What you will do: Can you write out the lines from the very first one through the line containing "th-icon: ▩ [21, 281, 37, 298]", both included, substituting "x-axis-label" for "x-tick-label" and leaving everything else as it is?

— begin Excerpted data —

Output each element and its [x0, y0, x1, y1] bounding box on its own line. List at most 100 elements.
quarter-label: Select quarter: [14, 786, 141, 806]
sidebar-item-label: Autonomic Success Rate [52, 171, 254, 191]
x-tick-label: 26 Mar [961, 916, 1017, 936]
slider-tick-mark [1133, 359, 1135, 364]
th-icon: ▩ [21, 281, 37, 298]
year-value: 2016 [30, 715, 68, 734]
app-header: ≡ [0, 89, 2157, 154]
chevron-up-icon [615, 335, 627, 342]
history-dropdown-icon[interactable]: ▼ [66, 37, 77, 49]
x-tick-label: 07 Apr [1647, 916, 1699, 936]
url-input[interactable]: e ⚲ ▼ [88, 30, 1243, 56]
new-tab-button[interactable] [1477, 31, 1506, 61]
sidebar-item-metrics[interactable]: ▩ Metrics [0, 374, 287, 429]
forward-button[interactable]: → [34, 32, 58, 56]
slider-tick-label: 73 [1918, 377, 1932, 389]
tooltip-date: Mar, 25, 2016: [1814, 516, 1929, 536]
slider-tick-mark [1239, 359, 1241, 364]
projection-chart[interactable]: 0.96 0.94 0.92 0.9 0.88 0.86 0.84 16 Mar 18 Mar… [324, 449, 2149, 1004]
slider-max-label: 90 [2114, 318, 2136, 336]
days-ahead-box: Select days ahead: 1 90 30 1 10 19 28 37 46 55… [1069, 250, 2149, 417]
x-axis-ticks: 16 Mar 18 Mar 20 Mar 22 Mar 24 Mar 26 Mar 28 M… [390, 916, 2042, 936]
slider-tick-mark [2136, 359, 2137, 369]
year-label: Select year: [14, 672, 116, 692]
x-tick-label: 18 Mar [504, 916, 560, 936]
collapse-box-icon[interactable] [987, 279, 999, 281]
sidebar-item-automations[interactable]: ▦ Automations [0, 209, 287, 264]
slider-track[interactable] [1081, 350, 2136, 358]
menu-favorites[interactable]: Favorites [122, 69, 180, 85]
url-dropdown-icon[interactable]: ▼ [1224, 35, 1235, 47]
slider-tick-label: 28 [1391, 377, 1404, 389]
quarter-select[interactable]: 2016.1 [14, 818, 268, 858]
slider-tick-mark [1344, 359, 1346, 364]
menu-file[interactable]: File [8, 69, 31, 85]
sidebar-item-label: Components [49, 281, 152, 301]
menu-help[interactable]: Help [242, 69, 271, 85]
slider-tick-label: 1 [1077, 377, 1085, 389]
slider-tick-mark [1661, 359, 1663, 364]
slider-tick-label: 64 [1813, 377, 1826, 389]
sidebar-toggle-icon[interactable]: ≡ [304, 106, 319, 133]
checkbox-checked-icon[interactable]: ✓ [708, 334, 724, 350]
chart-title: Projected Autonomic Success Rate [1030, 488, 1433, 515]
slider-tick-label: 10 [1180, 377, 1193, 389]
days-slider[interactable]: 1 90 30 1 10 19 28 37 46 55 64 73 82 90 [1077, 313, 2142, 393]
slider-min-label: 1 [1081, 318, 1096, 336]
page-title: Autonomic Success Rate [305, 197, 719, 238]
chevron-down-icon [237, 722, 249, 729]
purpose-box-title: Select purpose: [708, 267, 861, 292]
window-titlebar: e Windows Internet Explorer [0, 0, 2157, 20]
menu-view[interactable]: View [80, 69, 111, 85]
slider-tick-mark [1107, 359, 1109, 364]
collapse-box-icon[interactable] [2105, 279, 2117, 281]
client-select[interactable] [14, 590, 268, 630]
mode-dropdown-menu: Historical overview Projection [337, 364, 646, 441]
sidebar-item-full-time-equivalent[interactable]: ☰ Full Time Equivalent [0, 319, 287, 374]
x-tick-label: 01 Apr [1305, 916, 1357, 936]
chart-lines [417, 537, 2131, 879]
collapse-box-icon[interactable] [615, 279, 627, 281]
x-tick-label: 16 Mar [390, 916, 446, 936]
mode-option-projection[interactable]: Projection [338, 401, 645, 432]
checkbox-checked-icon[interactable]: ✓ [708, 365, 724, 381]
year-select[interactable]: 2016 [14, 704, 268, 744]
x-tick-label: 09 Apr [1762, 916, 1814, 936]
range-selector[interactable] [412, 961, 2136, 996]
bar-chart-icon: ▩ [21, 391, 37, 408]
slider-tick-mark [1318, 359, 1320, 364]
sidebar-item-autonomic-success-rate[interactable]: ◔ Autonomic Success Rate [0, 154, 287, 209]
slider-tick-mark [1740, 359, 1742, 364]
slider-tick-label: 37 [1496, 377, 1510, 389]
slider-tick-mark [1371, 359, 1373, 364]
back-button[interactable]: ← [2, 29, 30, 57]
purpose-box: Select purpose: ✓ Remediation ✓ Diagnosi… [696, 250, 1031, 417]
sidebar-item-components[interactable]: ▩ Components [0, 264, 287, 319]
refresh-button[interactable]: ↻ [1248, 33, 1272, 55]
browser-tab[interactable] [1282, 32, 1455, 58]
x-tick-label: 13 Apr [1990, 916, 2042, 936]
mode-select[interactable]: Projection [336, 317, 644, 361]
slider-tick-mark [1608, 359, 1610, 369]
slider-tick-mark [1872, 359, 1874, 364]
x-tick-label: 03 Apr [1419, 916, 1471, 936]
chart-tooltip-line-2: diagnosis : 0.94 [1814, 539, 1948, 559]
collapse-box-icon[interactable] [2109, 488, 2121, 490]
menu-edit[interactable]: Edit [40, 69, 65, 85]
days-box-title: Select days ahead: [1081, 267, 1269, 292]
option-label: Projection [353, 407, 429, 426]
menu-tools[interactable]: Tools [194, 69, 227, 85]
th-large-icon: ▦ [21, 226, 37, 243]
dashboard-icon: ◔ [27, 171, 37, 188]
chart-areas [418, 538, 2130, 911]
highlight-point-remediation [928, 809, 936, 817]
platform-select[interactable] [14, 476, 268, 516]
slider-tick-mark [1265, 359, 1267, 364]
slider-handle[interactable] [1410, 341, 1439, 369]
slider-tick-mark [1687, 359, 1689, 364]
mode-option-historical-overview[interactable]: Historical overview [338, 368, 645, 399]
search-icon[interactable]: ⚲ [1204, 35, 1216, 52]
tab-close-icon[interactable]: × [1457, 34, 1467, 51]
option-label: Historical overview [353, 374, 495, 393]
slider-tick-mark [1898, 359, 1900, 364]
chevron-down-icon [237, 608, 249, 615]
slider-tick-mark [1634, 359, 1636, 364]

— end Excerpted data —

The answer:
Output each element and its [x0, y0, x1, y1] bounding box on its own line. List at most 100 elements.
quarter-label: Select quarter: [14, 786, 141, 806]
sidebar-item-label: Autonomic Success Rate [52, 171, 254, 191]
x-axis-label: 26 Mar [961, 916, 1017, 936]
slider-tick-mark [1133, 359, 1135, 364]
th-icon: ▩ [21, 281, 37, 298]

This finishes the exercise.